[The exercise]
Find the word "abilities" in the listing; pull out each line holding it.

(Extracted data entries)
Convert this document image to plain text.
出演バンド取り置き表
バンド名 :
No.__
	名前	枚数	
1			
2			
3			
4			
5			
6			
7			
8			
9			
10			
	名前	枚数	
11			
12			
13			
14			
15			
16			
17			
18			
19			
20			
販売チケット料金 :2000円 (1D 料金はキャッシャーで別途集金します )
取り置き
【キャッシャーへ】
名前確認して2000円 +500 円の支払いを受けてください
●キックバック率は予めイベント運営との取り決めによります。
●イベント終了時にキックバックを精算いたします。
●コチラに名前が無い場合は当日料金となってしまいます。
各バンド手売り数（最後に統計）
---
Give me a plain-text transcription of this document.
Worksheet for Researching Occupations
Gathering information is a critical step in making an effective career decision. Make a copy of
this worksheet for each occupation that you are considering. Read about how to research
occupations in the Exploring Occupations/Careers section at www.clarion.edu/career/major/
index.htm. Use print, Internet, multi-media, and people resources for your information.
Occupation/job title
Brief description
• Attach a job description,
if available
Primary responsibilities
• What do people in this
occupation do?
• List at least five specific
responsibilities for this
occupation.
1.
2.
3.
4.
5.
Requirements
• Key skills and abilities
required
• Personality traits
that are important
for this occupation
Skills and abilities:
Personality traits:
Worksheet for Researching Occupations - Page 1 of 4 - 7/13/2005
==
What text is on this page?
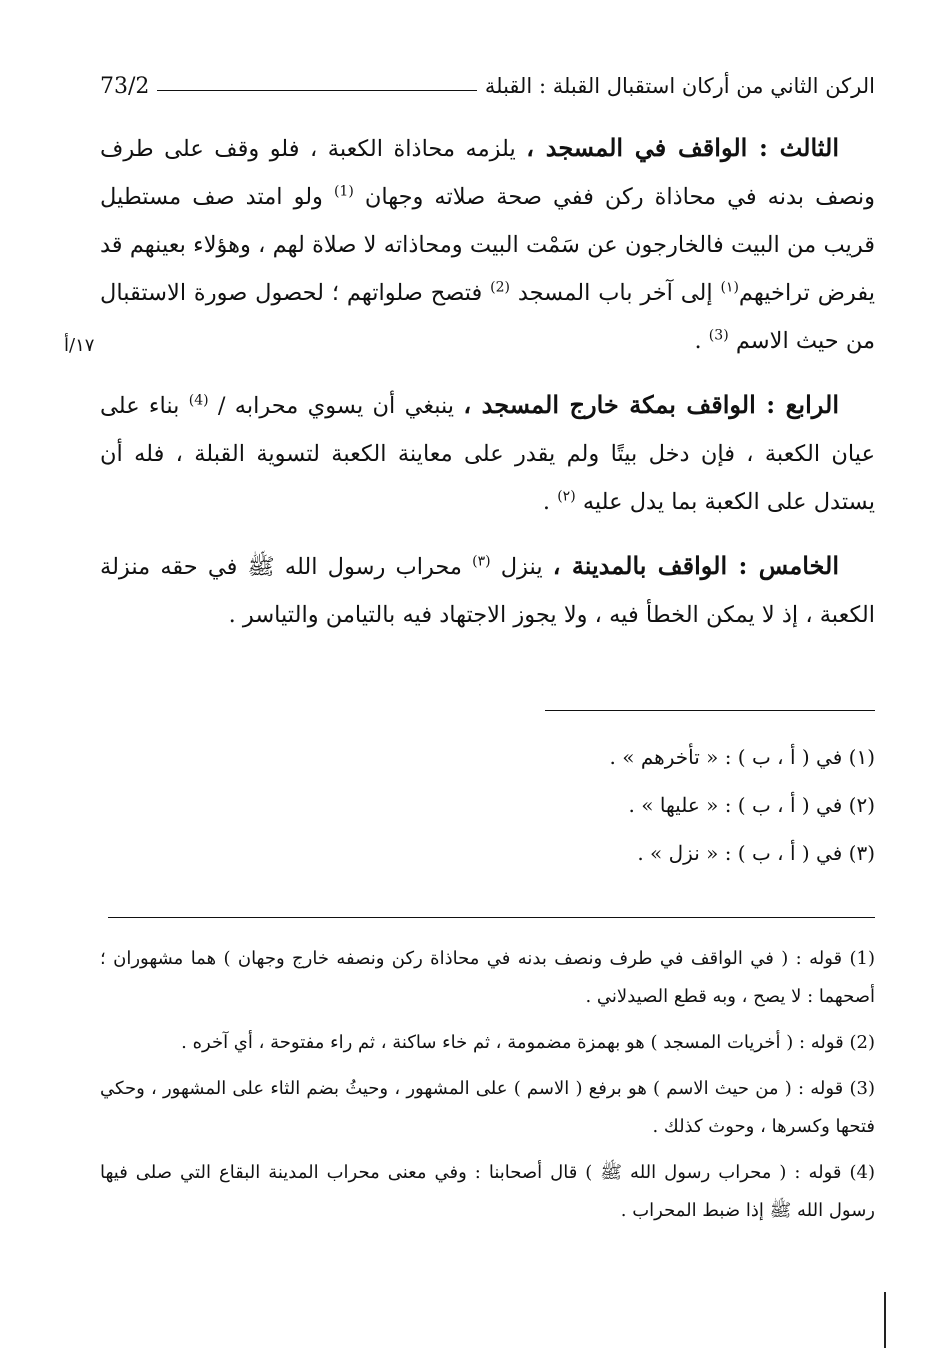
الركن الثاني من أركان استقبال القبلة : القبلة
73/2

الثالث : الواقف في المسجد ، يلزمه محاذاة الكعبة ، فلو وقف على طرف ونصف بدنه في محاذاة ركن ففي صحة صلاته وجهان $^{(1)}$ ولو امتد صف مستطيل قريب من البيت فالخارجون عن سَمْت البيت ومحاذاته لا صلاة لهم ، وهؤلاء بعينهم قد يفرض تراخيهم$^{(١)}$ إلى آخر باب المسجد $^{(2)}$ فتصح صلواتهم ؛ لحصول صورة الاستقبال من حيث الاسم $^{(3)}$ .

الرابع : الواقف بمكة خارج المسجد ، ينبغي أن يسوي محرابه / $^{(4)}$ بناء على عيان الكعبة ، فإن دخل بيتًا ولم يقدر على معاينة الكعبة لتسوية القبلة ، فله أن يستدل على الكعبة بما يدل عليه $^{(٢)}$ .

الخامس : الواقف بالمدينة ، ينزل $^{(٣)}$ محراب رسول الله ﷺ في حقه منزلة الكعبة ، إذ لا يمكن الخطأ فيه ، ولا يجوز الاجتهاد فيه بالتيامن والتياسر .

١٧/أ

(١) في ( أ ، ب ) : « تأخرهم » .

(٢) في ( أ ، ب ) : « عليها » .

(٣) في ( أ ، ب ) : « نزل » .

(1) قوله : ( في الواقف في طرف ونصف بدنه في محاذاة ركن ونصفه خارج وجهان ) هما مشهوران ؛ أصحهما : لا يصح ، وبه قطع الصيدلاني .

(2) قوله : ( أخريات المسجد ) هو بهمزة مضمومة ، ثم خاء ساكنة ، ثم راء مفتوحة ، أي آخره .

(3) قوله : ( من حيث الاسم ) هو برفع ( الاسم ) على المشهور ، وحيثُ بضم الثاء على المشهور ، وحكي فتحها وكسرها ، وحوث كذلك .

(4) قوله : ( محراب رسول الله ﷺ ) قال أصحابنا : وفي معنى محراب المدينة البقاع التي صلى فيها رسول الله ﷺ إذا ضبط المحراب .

[Finished exercise]
• Key skills and abilities
Skills and abilities:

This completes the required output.